--- Begin Data extract ---

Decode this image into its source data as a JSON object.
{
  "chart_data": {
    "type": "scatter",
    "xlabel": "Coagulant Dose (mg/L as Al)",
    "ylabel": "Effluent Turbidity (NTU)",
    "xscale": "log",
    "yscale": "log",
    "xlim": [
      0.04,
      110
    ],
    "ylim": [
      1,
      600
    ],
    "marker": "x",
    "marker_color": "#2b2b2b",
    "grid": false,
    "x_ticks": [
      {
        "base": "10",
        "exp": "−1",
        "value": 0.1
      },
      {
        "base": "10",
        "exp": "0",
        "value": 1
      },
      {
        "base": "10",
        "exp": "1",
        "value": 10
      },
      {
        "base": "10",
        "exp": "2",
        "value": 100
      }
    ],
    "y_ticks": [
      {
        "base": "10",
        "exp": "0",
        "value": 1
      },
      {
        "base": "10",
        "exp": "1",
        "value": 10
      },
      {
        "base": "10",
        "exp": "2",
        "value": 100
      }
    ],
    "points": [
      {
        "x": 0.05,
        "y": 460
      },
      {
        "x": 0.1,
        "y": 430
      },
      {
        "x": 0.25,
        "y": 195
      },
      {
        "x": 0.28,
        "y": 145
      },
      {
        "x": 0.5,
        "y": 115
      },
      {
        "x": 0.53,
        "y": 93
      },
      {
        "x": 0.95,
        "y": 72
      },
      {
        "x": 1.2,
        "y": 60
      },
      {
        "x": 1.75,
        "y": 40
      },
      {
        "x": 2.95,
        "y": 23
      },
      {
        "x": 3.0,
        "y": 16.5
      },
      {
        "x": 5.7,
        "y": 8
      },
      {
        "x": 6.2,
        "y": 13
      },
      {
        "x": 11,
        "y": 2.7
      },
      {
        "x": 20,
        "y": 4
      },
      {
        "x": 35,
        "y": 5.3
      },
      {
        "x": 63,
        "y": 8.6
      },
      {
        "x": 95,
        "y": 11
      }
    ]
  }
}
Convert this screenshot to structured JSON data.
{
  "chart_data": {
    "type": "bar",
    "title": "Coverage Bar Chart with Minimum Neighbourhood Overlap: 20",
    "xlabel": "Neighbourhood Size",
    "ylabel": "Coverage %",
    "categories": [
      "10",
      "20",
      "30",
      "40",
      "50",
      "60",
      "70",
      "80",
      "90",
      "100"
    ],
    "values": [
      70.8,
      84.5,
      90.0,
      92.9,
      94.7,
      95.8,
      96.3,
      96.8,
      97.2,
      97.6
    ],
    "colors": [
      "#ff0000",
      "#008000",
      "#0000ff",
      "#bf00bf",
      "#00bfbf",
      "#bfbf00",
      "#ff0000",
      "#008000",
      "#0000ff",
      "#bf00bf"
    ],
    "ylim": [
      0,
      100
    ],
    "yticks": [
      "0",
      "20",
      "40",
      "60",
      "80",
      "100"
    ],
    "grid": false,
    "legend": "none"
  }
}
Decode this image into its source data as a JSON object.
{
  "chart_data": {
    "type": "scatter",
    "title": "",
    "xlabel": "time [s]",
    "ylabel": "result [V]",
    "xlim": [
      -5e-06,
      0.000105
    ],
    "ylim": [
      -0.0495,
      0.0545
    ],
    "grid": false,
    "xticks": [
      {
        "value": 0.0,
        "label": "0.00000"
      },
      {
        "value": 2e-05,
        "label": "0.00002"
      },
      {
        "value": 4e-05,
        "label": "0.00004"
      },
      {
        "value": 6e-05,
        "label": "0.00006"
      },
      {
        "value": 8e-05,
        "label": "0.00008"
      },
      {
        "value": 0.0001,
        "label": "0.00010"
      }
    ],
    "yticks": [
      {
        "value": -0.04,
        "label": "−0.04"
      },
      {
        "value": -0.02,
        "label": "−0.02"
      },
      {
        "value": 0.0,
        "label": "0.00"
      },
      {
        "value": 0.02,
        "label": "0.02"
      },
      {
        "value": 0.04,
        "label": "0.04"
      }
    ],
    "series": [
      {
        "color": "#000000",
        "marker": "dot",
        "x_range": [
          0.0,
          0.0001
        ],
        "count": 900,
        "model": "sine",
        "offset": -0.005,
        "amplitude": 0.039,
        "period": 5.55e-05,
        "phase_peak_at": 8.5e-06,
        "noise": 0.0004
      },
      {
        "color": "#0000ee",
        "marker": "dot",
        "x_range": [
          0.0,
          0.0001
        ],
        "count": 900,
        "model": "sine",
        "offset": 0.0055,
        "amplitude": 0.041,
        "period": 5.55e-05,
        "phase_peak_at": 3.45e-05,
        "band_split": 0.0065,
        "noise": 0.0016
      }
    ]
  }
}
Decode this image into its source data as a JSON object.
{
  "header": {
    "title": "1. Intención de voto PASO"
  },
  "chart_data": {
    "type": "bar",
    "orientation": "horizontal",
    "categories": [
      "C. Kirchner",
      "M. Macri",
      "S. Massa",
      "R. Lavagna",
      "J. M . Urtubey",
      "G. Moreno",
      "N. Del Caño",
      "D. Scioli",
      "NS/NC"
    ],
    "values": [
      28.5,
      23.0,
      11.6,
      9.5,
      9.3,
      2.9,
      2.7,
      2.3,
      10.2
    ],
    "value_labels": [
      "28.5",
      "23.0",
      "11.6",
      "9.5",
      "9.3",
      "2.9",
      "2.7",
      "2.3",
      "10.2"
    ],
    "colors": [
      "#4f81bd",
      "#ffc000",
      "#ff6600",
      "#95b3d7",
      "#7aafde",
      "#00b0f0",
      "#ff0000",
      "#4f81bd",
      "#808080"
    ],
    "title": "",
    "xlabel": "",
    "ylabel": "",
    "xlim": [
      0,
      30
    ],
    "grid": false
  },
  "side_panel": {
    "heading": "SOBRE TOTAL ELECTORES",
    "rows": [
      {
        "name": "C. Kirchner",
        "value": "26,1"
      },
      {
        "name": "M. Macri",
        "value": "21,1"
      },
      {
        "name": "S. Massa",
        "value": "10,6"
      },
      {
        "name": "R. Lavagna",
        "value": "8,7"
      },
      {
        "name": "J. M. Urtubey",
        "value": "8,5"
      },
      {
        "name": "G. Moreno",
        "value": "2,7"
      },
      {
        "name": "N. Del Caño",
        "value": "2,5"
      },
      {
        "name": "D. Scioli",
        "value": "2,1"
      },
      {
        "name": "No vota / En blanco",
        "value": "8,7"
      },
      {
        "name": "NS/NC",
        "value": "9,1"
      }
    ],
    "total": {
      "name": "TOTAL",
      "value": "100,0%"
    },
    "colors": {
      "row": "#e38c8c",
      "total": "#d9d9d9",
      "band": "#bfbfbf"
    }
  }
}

--- End Data extract ---

_What the exercise asks:_ Nothing in the data may differ; print all of it exactly as written.

_The output:_
Decode this image into its source data as a JSON object.
{
  "chart_data": {
    "type": "scatter",
    "xlabel": "Coagulant Dose (mg/L as Al)",
    "ylabel": "Effluent Turbidity (NTU)",
    "xscale": "log",
    "yscale": "log",
    "xlim": [
      0.04,
      110
    ],
    "ylim": [
      1,
      600
    ],
    "marker": "x",
    "marker_color": "#2b2b2b",
    "grid": false,
    "x_ticks": [
      {
        "base": "10",
        "exp": "−1",
        "value": 0.1
      },
      {
        "base": "10",
        "exp": "0",
        "value": 1
      },
      {
        "base": "10",
        "exp": "1",
        "value": 10
      },
      {
        "base": "10",
        "exp": "2",
        "value": 100
      }
    ],
    "y_ticks": [
      {
        "base": "10",
        "exp": "0",
        "value": 1
      },
      {
        "base": "10",
        "exp": "1",
        "value": 10
      },
      {
        "base": "10",
        "exp": "2",
        "value": 100
      }
    ],
    "points": [
      {
        "x": 0.05,
        "y": 460
      },
      {
        "x": 0.1,
        "y": 430
      },
      {
        "x": 0.25,
        "y": 195
      },
      {
        "x": 0.28,
        "y": 145
      },
      {
        "x": 0.5,
        "y": 115
      },
      {
        "x": 0.53,
        "y": 93
      },
      {
        "x": 0.95,
        "y": 72
      },
      {
        "x": 1.2,
        "y": 60
      },
      {
        "x": 1.75,
        "y": 40
      },
      {
        "x": 2.95,
        "y": 23
      },
      {
        "x": 3.0,
        "y": 16.5
      },
      {
        "x": 5.7,
        "y": 8
      },
      {
        "x": 6.2,
        "y": 13
      },
      {
        "x": 11,
        "y": 2.7
      },
      {
        "x": 20,
        "y": 4
      },
      {
        "x": 35,
        "y": 5.3
      },
      {
        "x": 63,
        "y": 8.6
      },
      {
        "x": 95,
        "y": 11
      }
    ]
  }
}
Convert this screenshot to structured JSON data.
{
  "chart_data": {
    "type": "bar",
    "title": "Coverage Bar Chart with Minimum Neighbourhood Overlap: 20",
    "xlabel": "Neighbourhood Size",
    "ylabel": "Coverage %",
    "categories": [
      "10",
      "20",
      "30",
      "40",
      "50",
      "60",
      "70",
      "80",
      "90",
      "100"
    ],
    "values": [
      70.8,
      84.5,
      90.0,
      92.9,
      94.7,
      95.8,
      96.3,
      96.8,
      97.2,
      97.6
    ],
    "colors": [
      "#ff0000",
      "#008000",
      "#0000ff",
      "#bf00bf",
      "#00bfbf",
      "#bfbf00",
      "#ff0000",
      "#008000",
      "#0000ff",
      "#bf00bf"
    ],
    "ylim": [
      0,
      100
    ],
    "yticks": [
      "0",
      "20",
      "40",
      "60",
      "80",
      "100"
    ],
    "grid": false,
    "legend": "none"
  }
}
Decode this image into its source data as a JSON object.
{
  "chart_data": {
    "type": "scatter",
    "title": "",
    "xlabel": "time [s]",
    "ylabel": "result [V]",
    "xlim": [
      -5e-06,
      0.000105
    ],
    "ylim": [
      -0.0495,
      0.0545
    ],
    "grid": false,
    "xticks": [
      {
        "value": 0.0,
        "label": "0.00000"
      },
      {
        "value": 2e-05,
        "label": "0.00002"
      },
      {
        "value": 4e-05,
        "label": "0.00004"
      },
      {
        "value": 6e-05,
        "label": "0.00006"
      },
      {
        "value": 8e-05,
        "label": "0.00008"
      },
      {
        "value": 0.0001,
        "label": "0.00010"
      }
    ],
    "yticks": [
      {
        "value": -0.04,
        "label": "−0.04"
      },
      {
        "value": -0.02,
        "label": "−0.02"
      },
      {
        "value": 0.0,
        "label": "0.00"
      },
      {
        "value": 0.02,
        "label": "0.02"
      },
      {
        "value": 0.04,
        "label": "0.04"
      }
    ],
    "series": [
      {
        "color": "#000000",
        "marker": "dot",
        "x_range": [
          0.0,
          0.0001
        ],
        "count": 900,
        "model": "sine",
        "offset": -0.005,
        "amplitude": 0.039,
        "period": 5.55e-05,
        "phase_peak_at": 8.5e-06,
        "noise": 0.0004
      },
      {
        "color": "#0000ee",
        "marker": "dot",
        "x_range": [
          0.0,
          0.0001
        ],
        "count": 900,
        "model": "sine",
        "offset": 0.0055,
        "amplitude": 0.041,
        "period": 5.55e-05,
        "phase_peak_at": 3.45e-05,
        "band_split": 0.0065,
        "noise": 0.0016
      }
    ]
  }
}
Decode this image into its source data as a JSON object.
{
  "header": {
    "title": "1. Intención de voto PASO"
  },
  "chart_data": {
    "type": "bar",
    "orientation": "horizontal",
    "categories": [
      "C. Kirchner",
      "M. Macri",
      "S. Massa",
      "R. Lavagna",
      "J. M . Urtubey",
      "G. Moreno",
      "N. Del Caño",
      "D. Scioli",
      "NS/NC"
    ],
    "values": [
      28.5,
      23.0,
      11.6,
      9.5,
      9.3,
      2.9,
      2.7,
      2.3,
      10.2
    ],
    "value_labels": [
      "28.5",
      "23.0",
      "11.6",
      "9.5",
      "9.3",
      "2.9",
      "2.7",
      "2.3",
      "10.2"
    ],
    "colors": [
      "#4f81bd",
      "#ffc000",
      "#ff6600",
      "#95b3d7",
      "#7aafde",
      "#00b0f0",
      "#ff0000",
      "#4f81bd",
      "#808080"
    ],
    "title": "",
    "xlabel": "",
    "ylabel": "",
    "xlim": [
      0,
      30
    ],
    "grid": false
  },
  "side_panel": {
    "heading": "SOBRE TOTAL ELECTORES",
    "rows": [
      {
        "name": "C. Kirchner",
        "value": "26,1"
      },
      {
        "name": "M. Macri",
        "value": "21,1"
      },
      {
        "name": "S. Massa",
        "value": "10,6"
      },
      {
        "name": "R. Lavagna",
        "value": "8,7"
      },
      {
        "name": "J. M. Urtubey",
        "value": "8,5"
      },
      {
        "name": "G. Moreno",
        "value": "2,7"
      },
      {
        "name": "N. Del Caño",
        "value": "2,5"
      },
      {
        "name": "D. Scioli",
        "value": "2,1"
      },
      {
        "name": "No vota / En blanco",
        "value": "8,7"
      },
      {
        "name": "NS/NC",
        "value": "9,1"
      }
    ],
    "total": {
      "name": "TOTAL",
      "value": "100,0%"
    },
    "colors": {
      "row": "#e38c8c",
      "total": "#d9d9d9",
      "band": "#bfbfbf"
    }
  }
}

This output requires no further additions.